PROVIDED ENTRIES.
******************************

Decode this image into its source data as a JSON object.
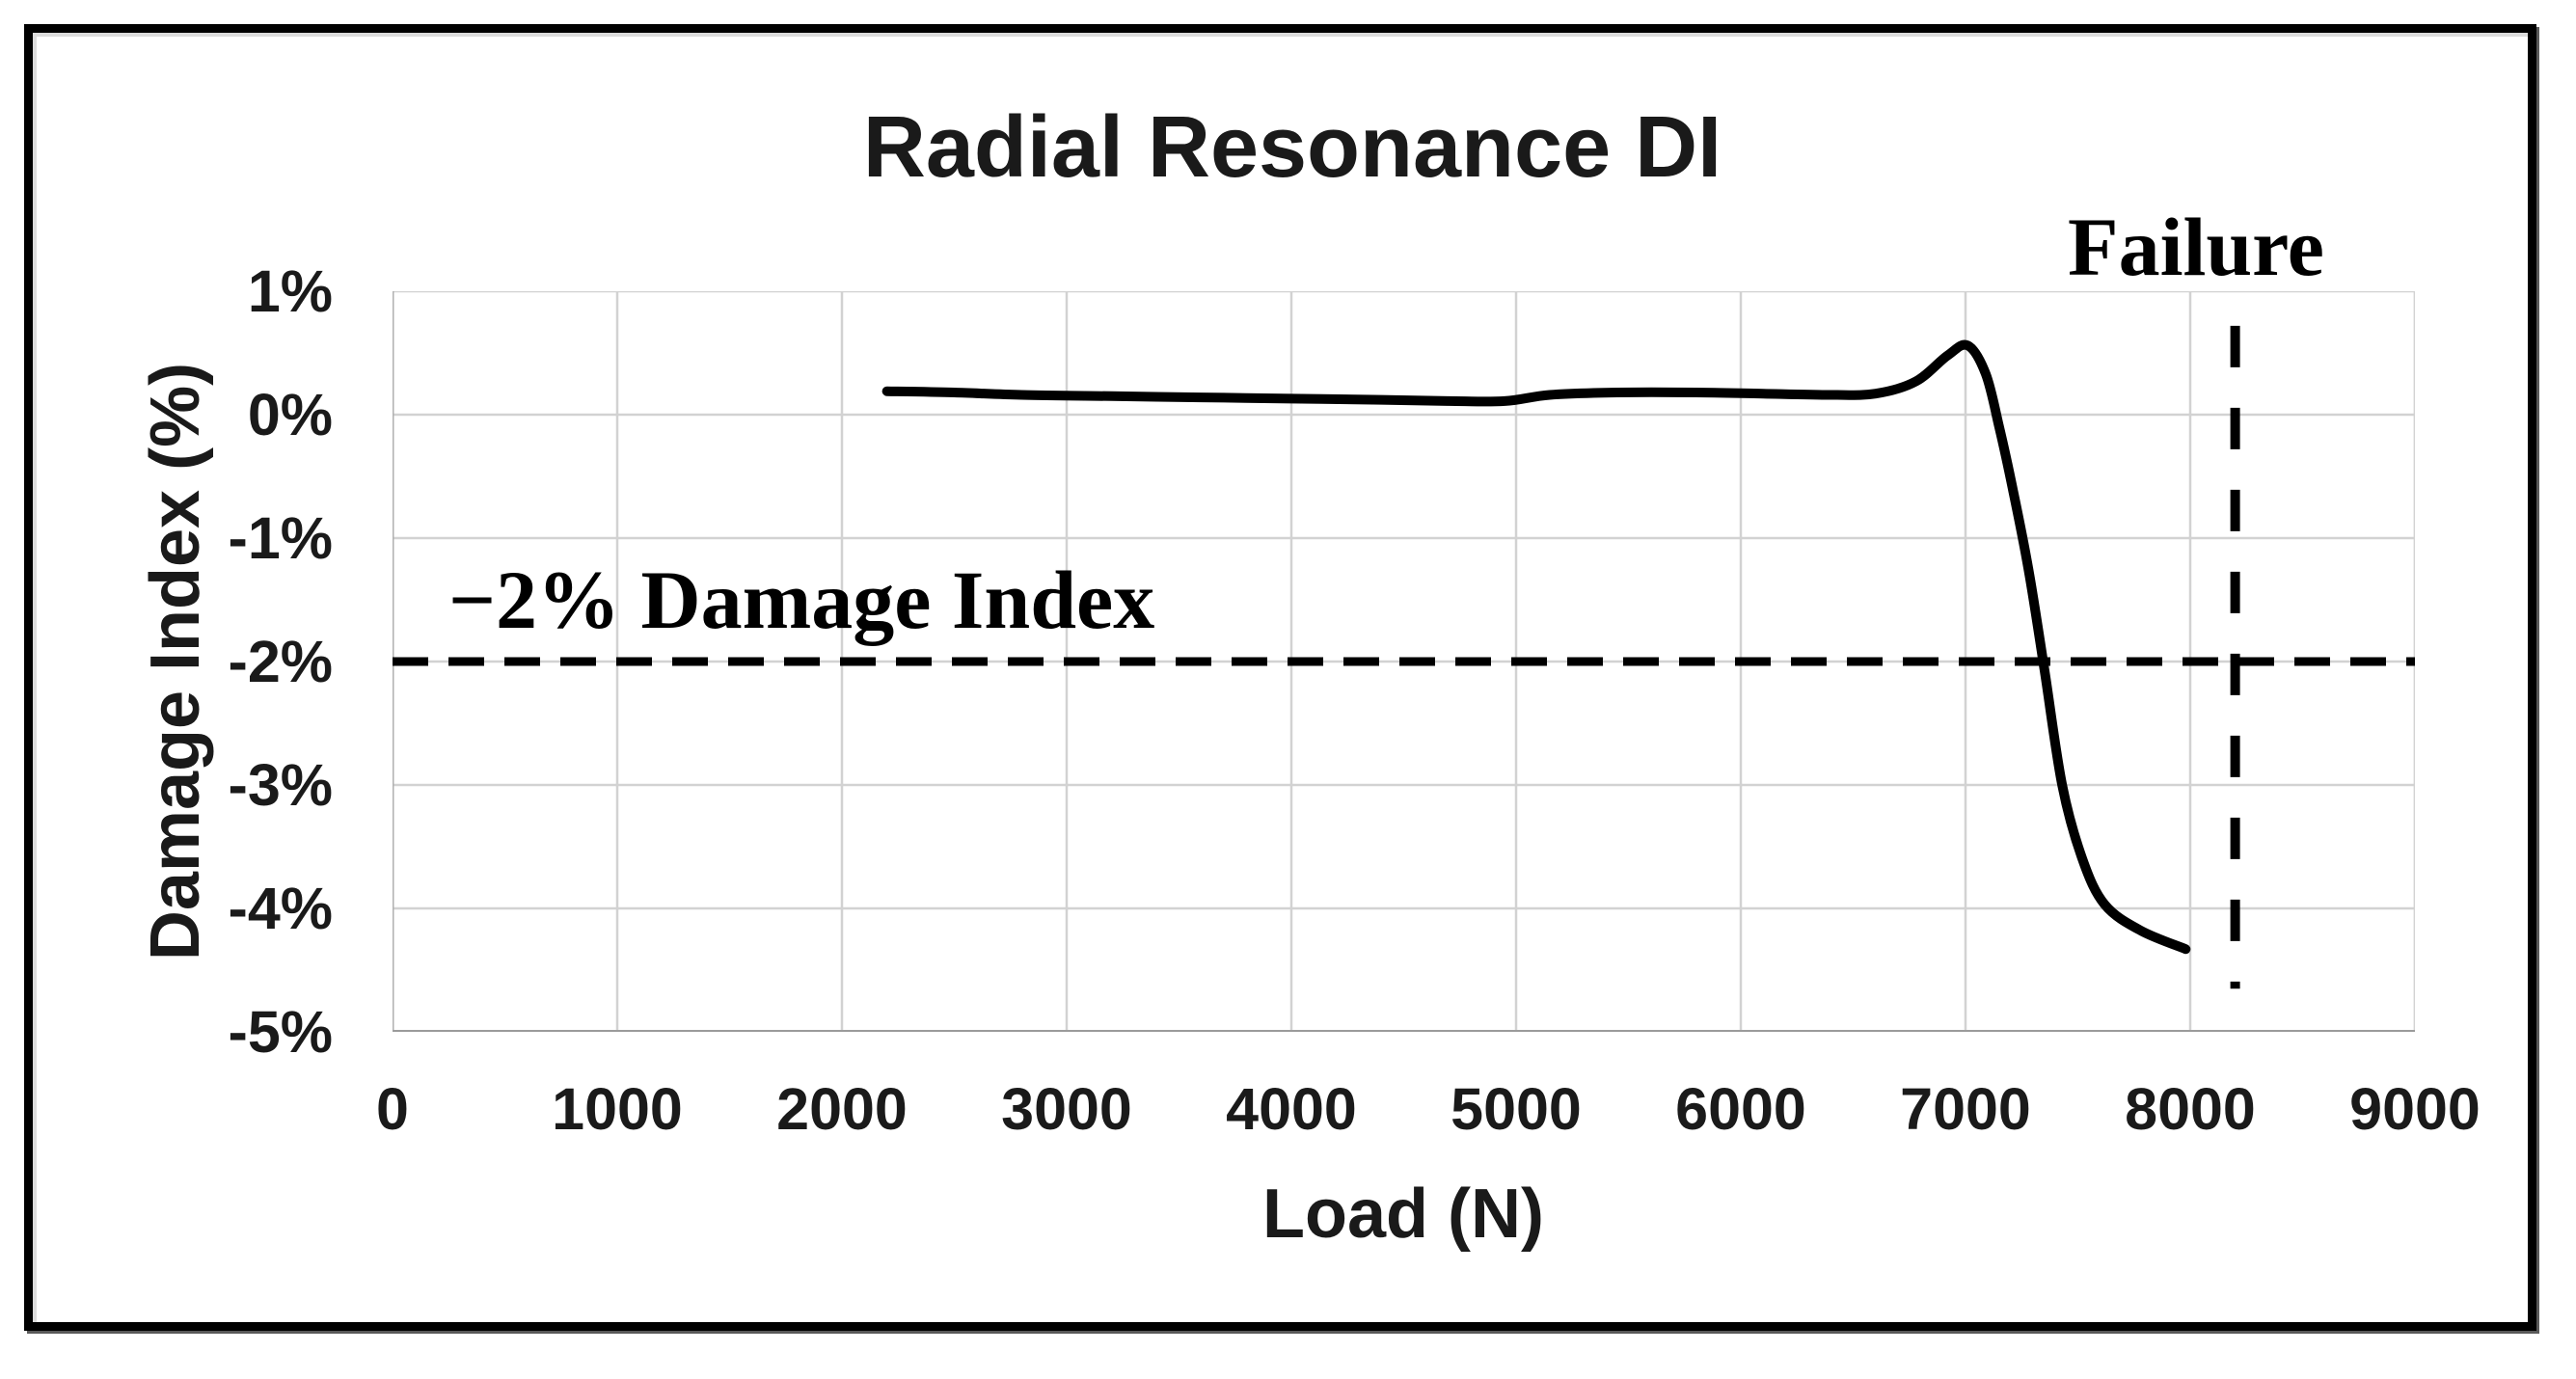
{
  "title": "Radial Resonance DI",
  "axes": {
    "x": {
      "label": "Load (N)",
      "tick_labels": [
        "0",
        "1000",
        "2000",
        "3000",
        "4000",
        "5000",
        "6000",
        "7000",
        "8000",
        "9000"
      ]
    },
    "y": {
      "label": "Damage Index (%)",
      "tick_labels": [
        "1%",
        "0%",
        "-1%",
        "-2%",
        "-3%",
        "-4%",
        "-5%"
      ]
    }
  },
  "annotations": {
    "threshold_label": "−2% Damage Index",
    "failure_label": "Failure"
  },
  "colors": {
    "curve": "#000000",
    "text": "#1a1a1a",
    "gridline": "#d2d2d2",
    "axis_line": "#9b9b9b",
    "frame_border": "#000000",
    "background": "#ffffff"
  },
  "chart_data": {
    "type": "line",
    "title": "Radial Resonance DI",
    "xlabel": "Load (N)",
    "ylabel": "Damage Index (%)",
    "xlim": [
      0,
      9000
    ],
    "ylim": [
      -5,
      1
    ],
    "x_ticks": [
      0,
      1000,
      2000,
      3000,
      4000,
      5000,
      6000,
      7000,
      8000,
      9000
    ],
    "y_ticks": [
      1,
      0,
      -1,
      -2,
      -3,
      -4,
      -5
    ],
    "grid": true,
    "legend": "none",
    "series": [
      {
        "name": "Radial Resonance DI",
        "color": "#000000",
        "points": [
          [
            2200,
            0.19
          ],
          [
            2500,
            0.18
          ],
          [
            2800,
            0.16
          ],
          [
            3200,
            0.15
          ],
          [
            3600,
            0.14
          ],
          [
            4000,
            0.13
          ],
          [
            4400,
            0.12
          ],
          [
            4700,
            0.11
          ],
          [
            4950,
            0.11
          ],
          [
            5150,
            0.16
          ],
          [
            5450,
            0.18
          ],
          [
            5800,
            0.18
          ],
          [
            6100,
            0.17
          ],
          [
            6400,
            0.16
          ],
          [
            6600,
            0.17
          ],
          [
            6780,
            0.27
          ],
          [
            6920,
            0.48
          ],
          [
            7010,
            0.56
          ],
          [
            7090,
            0.33
          ],
          [
            7150,
            -0.1
          ],
          [
            7210,
            -0.6
          ],
          [
            7280,
            -1.25
          ],
          [
            7350,
            -2.05
          ],
          [
            7430,
            -3.0
          ],
          [
            7520,
            -3.6
          ],
          [
            7620,
            -3.97
          ],
          [
            7780,
            -4.18
          ],
          [
            7980,
            -4.33
          ]
        ]
      }
    ],
    "reference_lines": [
      {
        "orientation": "horizontal",
        "y": -2,
        "x_range": [
          0,
          9000
        ],
        "style": "dashed",
        "label": "−2% Damage Index"
      },
      {
        "orientation": "vertical",
        "x": 8200,
        "y_range": [
          0.72,
          -4.65
        ],
        "style": "dashed",
        "label": "Failure"
      }
    ]
  }
}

******************************

GIVEN REQUEST. The records above are to be quoted exactly, with all pictures left out.

TASK ANSWER.
Decode this image into its source data as a JSON object.
{
  "title": "Radial Resonance DI",
  "axes": {
    "x": {
      "label": "Load (N)",
      "tick_labels": [
        "0",
        "1000",
        "2000",
        "3000",
        "4000",
        "5000",
        "6000",
        "7000",
        "8000",
        "9000"
      ]
    },
    "y": {
      "label": "Damage Index (%)",
      "tick_labels": [
        "1%",
        "0%",
        "-1%",
        "-2%",
        "-3%",
        "-4%",
        "-5%"
      ]
    }
  },
  "annotations": {
    "threshold_label": "−2% Damage Index",
    "failure_label": "Failure"
  },
  "colors": {
    "curve": "#000000",
    "text": "#1a1a1a",
    "gridline": "#d2d2d2",
    "axis_line": "#9b9b9b",
    "frame_border": "#000000",
    "background": "#ffffff"
  },
  "chart_data": {
    "type": "line",
    "title": "Radial Resonance DI",
    "xlabel": "Load (N)",
    "ylabel": "Damage Index (%)",
    "xlim": [
      0,
      9000
    ],
    "ylim": [
      -5,
      1
    ],
    "x_ticks": [
      0,
      1000,
      2000,
      3000,
      4000,
      5000,
      6000,
      7000,
      8000,
      9000
    ],
    "y_ticks": [
      1,
      0,
      -1,
      -2,
      -3,
      -4,
      -5
    ],
    "grid": true,
    "legend": "none",
    "series": [
      {
        "name": "Radial Resonance DI",
        "color": "#000000",
        "points": [
          [
            2200,
            0.19
          ],
          [
            2500,
            0.18
          ],
          [
            2800,
            0.16
          ],
          [
            3200,
            0.15
          ],
          [
            3600,
            0.14
          ],
          [
            4000,
            0.13
          ],
          [
            4400,
            0.12
          ],
          [
            4700,
            0.11
          ],
          [
            4950,
            0.11
          ],
          [
            5150,
            0.16
          ],
          [
            5450,
            0.18
          ],
          [
            5800,
            0.18
          ],
          [
            6100,
            0.17
          ],
          [
            6400,
            0.16
          ],
          [
            6600,
            0.17
          ],
          [
            6780,
            0.27
          ],
          [
            6920,
            0.48
          ],
          [
            7010,
            0.56
          ],
          [
            7090,
            0.33
          ],
          [
            7150,
            -0.1
          ],
          [
            7210,
            -0.6
          ],
          [
            7280,
            -1.25
          ],
          [
            7350,
            -2.05
          ],
          [
            7430,
            -3.0
          ],
          [
            7520,
            -3.6
          ],
          [
            7620,
            -3.97
          ],
          [
            7780,
            -4.18
          ],
          [
            7980,
            -4.33
          ]
        ]
      }
    ],
    "reference_lines": [
      {
        "orientation": "horizontal",
        "y": -2,
        "x_range": [
          0,
          9000
        ],
        "style": "dashed",
        "label": "−2% Damage Index"
      },
      {
        "orientation": "vertical",
        "x": 8200,
        "y_range": [
          0.72,
          -4.65
        ],
        "style": "dashed",
        "label": "Failure"
      }
    ]
  }
}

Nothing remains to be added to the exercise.